** The task **
Find every line in the records below that holds the word "BIOS" and copy it.
-*-*-
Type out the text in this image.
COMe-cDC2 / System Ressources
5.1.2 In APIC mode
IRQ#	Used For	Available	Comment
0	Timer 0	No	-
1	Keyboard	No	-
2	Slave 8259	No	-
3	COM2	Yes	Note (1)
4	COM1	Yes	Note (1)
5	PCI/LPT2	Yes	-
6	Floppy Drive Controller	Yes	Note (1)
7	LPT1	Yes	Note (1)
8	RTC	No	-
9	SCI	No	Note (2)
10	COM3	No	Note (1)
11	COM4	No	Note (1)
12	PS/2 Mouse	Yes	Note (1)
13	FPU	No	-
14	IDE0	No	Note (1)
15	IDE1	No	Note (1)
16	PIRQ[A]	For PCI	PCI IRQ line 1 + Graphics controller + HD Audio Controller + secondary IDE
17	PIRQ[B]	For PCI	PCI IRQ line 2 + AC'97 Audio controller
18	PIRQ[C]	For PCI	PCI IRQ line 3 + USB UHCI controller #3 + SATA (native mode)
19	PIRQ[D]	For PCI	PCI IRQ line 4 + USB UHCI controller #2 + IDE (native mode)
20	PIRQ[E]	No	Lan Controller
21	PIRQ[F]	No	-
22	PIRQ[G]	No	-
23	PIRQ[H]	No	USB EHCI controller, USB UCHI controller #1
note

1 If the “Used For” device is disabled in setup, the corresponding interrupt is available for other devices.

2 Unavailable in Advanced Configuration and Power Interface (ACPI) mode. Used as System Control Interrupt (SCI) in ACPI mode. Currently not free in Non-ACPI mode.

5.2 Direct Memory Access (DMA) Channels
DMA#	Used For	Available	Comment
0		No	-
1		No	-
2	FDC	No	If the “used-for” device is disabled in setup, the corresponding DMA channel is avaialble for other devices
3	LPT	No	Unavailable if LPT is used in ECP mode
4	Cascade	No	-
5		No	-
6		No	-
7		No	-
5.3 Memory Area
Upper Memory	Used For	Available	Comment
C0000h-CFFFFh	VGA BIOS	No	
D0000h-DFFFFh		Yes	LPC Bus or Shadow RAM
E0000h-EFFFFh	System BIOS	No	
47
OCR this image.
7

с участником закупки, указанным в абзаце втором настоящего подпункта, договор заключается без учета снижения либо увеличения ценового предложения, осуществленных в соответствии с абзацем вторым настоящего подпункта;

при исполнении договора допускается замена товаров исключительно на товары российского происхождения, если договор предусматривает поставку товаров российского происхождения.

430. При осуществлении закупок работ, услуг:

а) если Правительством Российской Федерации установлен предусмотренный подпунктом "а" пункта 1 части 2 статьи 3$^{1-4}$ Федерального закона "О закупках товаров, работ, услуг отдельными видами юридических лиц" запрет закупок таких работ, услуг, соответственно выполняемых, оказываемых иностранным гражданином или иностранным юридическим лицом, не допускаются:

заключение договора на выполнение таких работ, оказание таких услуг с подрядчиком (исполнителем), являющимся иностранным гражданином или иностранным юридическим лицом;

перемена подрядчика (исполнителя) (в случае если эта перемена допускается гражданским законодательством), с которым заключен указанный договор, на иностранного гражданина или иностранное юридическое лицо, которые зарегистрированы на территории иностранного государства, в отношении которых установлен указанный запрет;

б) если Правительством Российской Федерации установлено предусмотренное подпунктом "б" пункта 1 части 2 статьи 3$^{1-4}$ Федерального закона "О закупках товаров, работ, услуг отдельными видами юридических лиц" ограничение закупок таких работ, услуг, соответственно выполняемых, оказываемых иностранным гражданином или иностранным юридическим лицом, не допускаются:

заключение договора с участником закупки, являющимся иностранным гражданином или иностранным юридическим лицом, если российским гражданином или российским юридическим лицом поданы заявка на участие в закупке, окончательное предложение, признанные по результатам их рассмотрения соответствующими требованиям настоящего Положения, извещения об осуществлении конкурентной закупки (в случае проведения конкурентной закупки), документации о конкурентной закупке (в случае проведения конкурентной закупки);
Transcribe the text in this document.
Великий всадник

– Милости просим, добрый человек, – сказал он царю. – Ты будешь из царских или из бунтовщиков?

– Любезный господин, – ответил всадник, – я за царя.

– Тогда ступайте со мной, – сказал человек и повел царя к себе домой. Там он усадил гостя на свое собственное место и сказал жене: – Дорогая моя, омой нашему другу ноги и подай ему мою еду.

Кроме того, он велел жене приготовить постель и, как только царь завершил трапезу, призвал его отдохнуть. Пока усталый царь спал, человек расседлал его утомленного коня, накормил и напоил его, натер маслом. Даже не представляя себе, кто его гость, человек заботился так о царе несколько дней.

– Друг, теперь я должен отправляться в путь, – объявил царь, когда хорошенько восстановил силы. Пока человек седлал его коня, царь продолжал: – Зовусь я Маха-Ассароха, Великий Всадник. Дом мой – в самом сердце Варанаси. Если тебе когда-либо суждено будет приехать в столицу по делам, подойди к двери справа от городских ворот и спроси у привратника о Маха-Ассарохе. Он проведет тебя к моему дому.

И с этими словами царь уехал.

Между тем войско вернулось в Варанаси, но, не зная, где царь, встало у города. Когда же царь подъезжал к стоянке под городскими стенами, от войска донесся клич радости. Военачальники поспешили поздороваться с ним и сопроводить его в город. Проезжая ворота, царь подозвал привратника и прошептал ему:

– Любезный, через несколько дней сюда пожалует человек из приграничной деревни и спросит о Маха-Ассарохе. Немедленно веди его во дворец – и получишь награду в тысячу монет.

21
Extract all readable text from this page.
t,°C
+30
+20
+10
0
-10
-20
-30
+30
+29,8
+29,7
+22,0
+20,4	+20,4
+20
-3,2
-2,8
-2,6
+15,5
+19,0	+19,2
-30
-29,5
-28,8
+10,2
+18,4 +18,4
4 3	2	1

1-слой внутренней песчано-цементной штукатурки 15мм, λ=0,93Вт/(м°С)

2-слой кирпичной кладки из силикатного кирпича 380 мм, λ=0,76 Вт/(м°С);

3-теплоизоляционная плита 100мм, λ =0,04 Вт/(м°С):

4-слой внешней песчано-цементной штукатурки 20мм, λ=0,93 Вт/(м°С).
-*-*-
** Expected output **
C0000h-CFFFFh	VGA BIOS	No	
E0000h-EFFFFh	System BIOS	No	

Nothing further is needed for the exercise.